Records for the exercise:
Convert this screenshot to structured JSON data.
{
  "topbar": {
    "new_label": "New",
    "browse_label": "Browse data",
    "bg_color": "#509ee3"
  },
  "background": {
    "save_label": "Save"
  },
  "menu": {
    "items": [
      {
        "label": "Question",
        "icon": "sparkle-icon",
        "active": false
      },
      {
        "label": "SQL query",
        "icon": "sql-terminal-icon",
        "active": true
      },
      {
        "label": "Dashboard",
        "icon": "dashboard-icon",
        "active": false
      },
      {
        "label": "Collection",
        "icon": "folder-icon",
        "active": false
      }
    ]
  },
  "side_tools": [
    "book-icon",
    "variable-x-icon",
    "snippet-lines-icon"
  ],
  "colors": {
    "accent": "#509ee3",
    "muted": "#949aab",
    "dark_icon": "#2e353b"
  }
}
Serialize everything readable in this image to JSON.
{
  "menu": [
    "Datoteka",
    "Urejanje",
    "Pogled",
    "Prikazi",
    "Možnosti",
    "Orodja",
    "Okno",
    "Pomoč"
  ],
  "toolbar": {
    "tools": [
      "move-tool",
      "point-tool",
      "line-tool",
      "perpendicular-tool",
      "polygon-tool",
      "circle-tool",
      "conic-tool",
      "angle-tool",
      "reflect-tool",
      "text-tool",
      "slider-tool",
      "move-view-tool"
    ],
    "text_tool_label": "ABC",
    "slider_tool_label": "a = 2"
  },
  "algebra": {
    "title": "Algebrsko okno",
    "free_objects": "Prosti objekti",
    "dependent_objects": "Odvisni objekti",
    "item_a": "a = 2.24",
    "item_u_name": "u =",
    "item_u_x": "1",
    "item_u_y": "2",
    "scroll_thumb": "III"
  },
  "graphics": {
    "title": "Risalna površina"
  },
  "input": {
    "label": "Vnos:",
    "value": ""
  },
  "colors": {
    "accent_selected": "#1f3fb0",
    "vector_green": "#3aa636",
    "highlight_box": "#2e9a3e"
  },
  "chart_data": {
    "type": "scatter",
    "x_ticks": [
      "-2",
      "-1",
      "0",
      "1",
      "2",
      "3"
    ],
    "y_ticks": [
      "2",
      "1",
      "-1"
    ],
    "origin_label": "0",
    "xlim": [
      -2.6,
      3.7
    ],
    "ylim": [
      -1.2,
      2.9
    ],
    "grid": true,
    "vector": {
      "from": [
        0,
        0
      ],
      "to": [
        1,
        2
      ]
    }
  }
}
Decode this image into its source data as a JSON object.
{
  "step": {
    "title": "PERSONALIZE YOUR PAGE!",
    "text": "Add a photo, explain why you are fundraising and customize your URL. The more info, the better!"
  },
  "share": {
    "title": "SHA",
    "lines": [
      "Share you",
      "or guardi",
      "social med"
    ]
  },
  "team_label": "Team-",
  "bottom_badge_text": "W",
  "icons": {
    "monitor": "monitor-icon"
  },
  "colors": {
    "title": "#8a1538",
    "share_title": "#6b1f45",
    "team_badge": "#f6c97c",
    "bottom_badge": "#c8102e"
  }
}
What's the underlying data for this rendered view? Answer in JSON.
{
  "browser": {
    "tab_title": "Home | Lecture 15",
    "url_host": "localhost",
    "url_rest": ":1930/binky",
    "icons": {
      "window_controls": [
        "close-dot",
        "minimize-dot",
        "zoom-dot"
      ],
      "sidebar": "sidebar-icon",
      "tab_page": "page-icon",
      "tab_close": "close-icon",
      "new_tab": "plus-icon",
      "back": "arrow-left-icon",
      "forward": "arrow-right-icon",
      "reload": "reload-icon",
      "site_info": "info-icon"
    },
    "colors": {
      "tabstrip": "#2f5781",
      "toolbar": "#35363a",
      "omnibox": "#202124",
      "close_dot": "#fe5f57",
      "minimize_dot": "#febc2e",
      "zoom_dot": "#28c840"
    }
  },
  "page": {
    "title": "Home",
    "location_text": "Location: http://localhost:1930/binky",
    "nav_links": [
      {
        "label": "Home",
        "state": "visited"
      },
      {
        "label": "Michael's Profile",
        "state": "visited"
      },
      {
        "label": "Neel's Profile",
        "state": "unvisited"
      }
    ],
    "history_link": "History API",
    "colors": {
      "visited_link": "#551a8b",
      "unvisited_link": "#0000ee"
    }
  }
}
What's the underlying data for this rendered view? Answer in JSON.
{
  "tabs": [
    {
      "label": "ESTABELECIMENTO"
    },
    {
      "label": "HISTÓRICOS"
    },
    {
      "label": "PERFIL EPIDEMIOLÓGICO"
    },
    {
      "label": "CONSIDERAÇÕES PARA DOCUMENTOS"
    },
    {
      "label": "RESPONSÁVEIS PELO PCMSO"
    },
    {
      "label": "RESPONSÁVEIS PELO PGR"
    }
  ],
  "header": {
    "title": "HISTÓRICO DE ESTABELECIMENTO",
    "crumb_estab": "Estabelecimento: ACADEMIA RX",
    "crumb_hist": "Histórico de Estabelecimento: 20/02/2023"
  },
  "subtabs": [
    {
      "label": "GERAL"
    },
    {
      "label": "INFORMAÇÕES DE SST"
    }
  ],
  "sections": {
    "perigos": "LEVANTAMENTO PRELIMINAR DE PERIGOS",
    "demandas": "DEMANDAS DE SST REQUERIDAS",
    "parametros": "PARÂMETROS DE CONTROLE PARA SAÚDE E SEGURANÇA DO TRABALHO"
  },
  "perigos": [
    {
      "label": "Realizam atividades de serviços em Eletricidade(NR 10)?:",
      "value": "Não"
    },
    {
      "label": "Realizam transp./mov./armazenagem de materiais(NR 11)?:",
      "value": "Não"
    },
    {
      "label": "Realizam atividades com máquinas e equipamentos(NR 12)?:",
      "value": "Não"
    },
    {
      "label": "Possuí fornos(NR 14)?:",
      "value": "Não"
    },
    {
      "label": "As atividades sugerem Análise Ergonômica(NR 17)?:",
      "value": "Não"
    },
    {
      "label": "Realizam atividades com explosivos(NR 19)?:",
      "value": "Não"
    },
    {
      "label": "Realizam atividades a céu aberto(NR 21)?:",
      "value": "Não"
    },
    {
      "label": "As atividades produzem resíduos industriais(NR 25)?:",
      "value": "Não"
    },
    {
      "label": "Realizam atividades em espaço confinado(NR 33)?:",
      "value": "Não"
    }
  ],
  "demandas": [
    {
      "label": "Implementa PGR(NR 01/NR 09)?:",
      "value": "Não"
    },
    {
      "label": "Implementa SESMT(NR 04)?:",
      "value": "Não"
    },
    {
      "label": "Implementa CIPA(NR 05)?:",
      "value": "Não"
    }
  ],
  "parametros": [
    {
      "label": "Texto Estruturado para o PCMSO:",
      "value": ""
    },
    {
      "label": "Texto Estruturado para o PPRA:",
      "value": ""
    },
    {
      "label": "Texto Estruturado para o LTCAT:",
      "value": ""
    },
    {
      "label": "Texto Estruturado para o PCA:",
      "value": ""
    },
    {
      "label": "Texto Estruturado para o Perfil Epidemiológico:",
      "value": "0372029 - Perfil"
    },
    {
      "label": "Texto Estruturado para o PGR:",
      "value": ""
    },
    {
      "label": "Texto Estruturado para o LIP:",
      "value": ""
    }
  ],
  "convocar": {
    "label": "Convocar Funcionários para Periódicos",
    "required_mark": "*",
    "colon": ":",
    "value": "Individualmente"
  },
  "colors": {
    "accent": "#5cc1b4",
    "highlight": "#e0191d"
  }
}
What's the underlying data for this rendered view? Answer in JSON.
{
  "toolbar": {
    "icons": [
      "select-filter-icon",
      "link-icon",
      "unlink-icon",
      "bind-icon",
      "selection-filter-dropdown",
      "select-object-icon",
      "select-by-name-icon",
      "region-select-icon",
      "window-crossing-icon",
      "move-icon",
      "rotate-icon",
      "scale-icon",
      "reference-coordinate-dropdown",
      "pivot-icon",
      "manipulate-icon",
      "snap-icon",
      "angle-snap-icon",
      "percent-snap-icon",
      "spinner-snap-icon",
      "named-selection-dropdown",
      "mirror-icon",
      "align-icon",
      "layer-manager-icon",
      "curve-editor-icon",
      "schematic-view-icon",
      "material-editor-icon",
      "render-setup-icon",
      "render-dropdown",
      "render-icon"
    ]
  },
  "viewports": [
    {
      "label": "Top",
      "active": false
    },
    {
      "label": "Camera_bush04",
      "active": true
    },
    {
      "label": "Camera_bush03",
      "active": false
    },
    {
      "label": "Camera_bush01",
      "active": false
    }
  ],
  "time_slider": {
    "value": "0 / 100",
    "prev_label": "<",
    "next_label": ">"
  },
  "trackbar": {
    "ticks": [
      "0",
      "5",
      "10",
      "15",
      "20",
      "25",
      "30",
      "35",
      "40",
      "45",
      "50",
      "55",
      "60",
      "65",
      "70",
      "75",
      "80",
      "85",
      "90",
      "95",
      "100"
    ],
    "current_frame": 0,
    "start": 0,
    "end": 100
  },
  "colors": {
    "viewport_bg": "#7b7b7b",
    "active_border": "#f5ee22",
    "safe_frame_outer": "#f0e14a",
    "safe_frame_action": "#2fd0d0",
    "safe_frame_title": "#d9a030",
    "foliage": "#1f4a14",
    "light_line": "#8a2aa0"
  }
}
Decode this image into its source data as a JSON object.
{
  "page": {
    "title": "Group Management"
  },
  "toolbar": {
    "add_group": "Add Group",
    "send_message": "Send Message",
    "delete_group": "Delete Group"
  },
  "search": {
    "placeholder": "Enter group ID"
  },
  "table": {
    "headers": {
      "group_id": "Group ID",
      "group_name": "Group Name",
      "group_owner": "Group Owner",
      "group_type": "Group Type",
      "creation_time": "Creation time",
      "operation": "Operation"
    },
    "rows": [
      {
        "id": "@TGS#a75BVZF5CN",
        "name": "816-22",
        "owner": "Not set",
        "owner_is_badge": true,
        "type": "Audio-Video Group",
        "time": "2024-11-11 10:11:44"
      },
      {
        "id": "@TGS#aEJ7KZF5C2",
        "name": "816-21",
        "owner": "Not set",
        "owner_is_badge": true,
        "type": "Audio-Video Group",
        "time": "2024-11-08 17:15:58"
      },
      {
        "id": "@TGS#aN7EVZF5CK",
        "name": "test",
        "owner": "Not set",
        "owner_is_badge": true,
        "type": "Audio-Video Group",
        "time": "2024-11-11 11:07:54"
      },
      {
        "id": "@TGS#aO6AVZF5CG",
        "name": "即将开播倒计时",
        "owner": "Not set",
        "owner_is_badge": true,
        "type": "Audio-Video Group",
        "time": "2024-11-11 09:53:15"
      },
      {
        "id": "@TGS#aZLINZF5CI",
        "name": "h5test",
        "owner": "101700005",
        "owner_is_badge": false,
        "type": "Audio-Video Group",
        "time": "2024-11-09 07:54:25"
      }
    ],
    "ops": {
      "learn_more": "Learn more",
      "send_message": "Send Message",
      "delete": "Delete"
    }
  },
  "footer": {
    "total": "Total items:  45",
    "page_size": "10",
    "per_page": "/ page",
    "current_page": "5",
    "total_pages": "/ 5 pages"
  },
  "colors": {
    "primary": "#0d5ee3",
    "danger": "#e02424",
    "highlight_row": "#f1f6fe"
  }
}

What needs to be done: Where a line above contains the string "Profile", copy that line.

Written response:
        "label": "Michael's Profile",
        "label": "Neel's Profile",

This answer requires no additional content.